| Problem to work on |
Reading down the listing below, count the lines where the word "label" shows up, then give only that count.

────────

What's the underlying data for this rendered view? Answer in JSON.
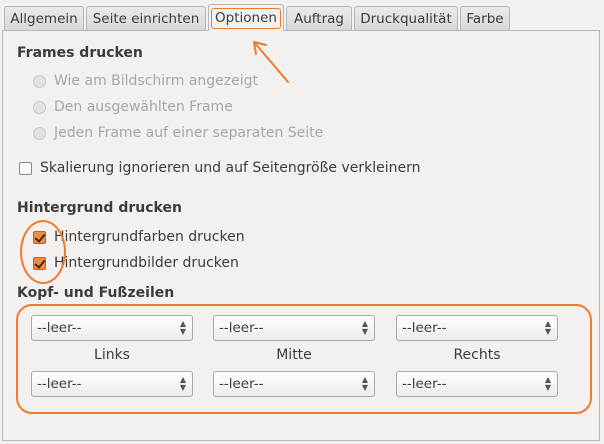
{
  "tabs": [
    {
      "label": "Allgemein",
      "active": false
    },
    {
      "label": "Seite einrichten",
      "active": false
    },
    {
      "label": "Optionen",
      "active": true
    },
    {
      "label": "Auftrag",
      "active": false
    },
    {
      "label": "Druckqualität",
      "active": false
    },
    {
      "label": "Farbe",
      "active": false
    }
  ],
  "frames": {
    "heading": "Frames drucken",
    "options": [
      "Wie am Bildschirm angezeigt",
      "Den ausgewählten Frame",
      "Jeden Frame auf einer separaten Seite"
    ],
    "enabled": false
  },
  "shrink": {
    "label": "Skalierung ignorieren und auf Seitengröße verkleinern",
    "checked": false
  },
  "background": {
    "heading": "Hintergrund drucken",
    "colors": {
      "label": "Hintergrundfarben drucken",
      "checked": true
    },
    "images": {
      "label": "Hintergrundbilder drucken",
      "checked": true
    }
  },
  "headers_footers": {
    "heading": "Kopf- und Fußzeilen",
    "columns": [
      "Links",
      "Mitte",
      "Rechts"
    ],
    "header_values": [
      "--leer--",
      "--leer--",
      "--leer--"
    ],
    "footer_values": [
      "--leer--",
      "--leer--",
      "--leer--"
    ]
  },
  "colors": {
    "annotation": "#f07a2a",
    "checkbox_accent": "#f08b44"
  }
}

────────

| Exercise solution |
9